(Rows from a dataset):
++++++

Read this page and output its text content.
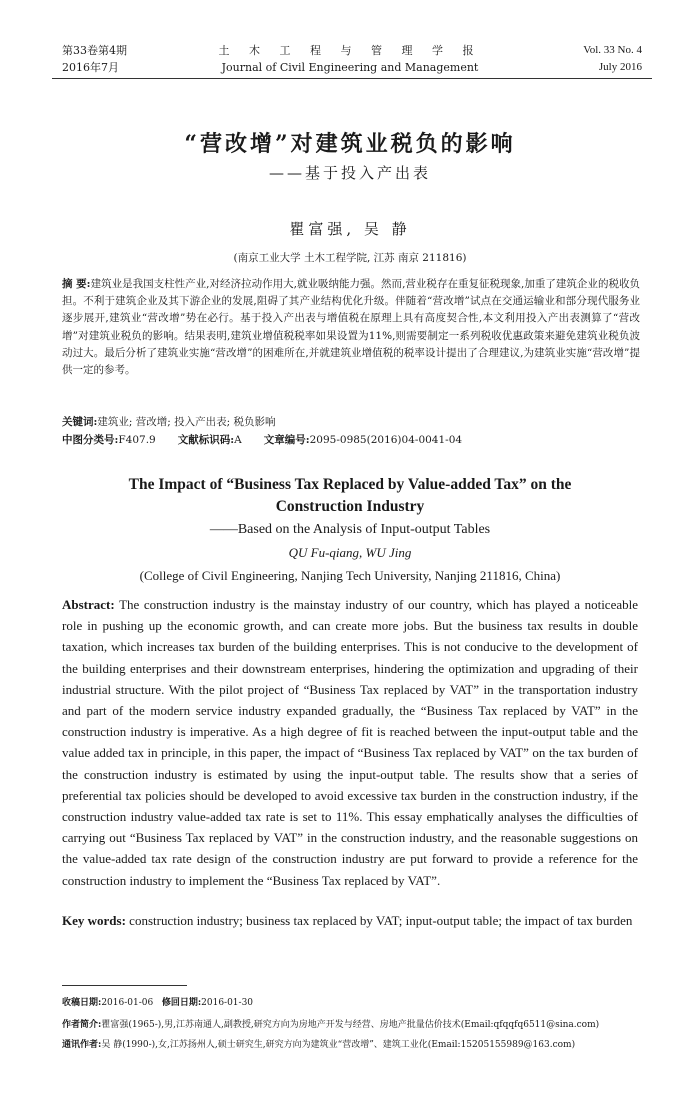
第33卷第4期
2016年7月
土 木 工 程 与 管 理 学 报
Journal of Civil Engineering and Management
Vol. 33 No. 4
July 2016
“营改增”对建筑业税负的影响
——基于投入产出表
瞿富强, 吴 静
(南京工业大学 土木工程学院, 江苏 南京 211816)
摘 要:建筑业是我国支柱性产业,对经济拉动作用大,就业吸纳能力强。然而,营业税存在重复征税现象,加重了建筑企业的税收负担。不利于建筑企业及其下游企业的发展,阻碍了其产业结构优化升级。伴随着“营改增”试点在交通运输业和部分现代服务业逐步展开,建筑业“营改增”势在必行。基于投入产出表与增值税在原理上具有高度契合性,本文利用投入产出表测算了“营改增”对建筑业税负的影响。结果表明,建筑业增值税税率如果设置为11%,则需要制定一系列税收优惠政策来避免建筑业税负波动过大。最后分析了建筑业实施“营改增”的困难所在,并就建筑业增值税的税率设计提出了合理建议,为建筑业实施“营改增”提供一定的参考。
关键词:建筑业; 营改增; 投入产出表; 税负影响
中图分类号:F407.9 文献标识码:A 文章编号:2095-0985(2016)04-0041-04
The Impact of “Business Tax Replaced by Value-added Tax” on the Construction Industry
——Based on the Analysis of Input-output Tables
QU Fu-qiang, WU Jing
(College of Civil Engineering, Nanjing Tech University, Nanjing 211816, China)
Abstract: The construction industry is the mainstay industry of our country, which has played a noticeable role in pushing up the economic growth, and can create more jobs. But the business tax results in double taxation, which increases tax burden of the building enterprises. This is not conducive to the development of the building enterprises and their downstream enterprises, hindering the optimization and upgrading of their industrial structure. With the pilot project of “Business Tax replaced by VAT” in the transportation industry and part of the modern service industry expanded gradually, the “Business Tax replaced by VAT” in the construction industry is imperative. As a high degree of fit is reached between the input-output table and the value added tax in principle, in this paper, the impact of “Business Tax replaced by VAT” on the tax burden of the construction industry is estimated by using the input-output table. The results show that a series of preferential tax policies should be developed to avoid excessive tax burden in the construction industry, if the construction industry value-added tax rate is set to 11%. This essay emphatically analyses the difficulties of carrying out “Business Tax replaced by VAT” in the construction industry, and the reasonable suggestions on the value-added tax rate design of the construction industry are put forward to provide a reference for the construction industry to implement the “Business Tax replaced by VAT”.
Key words: construction industry; business tax replaced by VAT; input-output table; the impact of tax burden
收稿日期:2016-01-06 修回日期:2016-01-30
作者简介:瞿富强(1965-),男,江苏南通人,副教授,研究方向为房地产开发与经营、房地产批量估价技术(Email:qfqqfq6511@sina.com)
通讯作者:吴 静(1990-),女,江苏扬州人,硕士研究生,研究方向为建筑业“营改增”、建筑工业化(Email:15205155989@163.com)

++++++

(DIRECTIONS): Copy all lines of the material above where the string "Email" occurs.

(ANSWER FOR THIS EXERCISE):
作者简介:瞿富强(1965-),男,江苏南通人,副教授,研究方向为房地产开发与经营、房地产批量估价技术(Email:qfqqfq6511@sina.com)
通讯作者:吴 静(1990-),女,江苏扬州人,硕士研究生,研究方向为建筑业“营改增”、建筑工业化(Email:15205155989@163.com)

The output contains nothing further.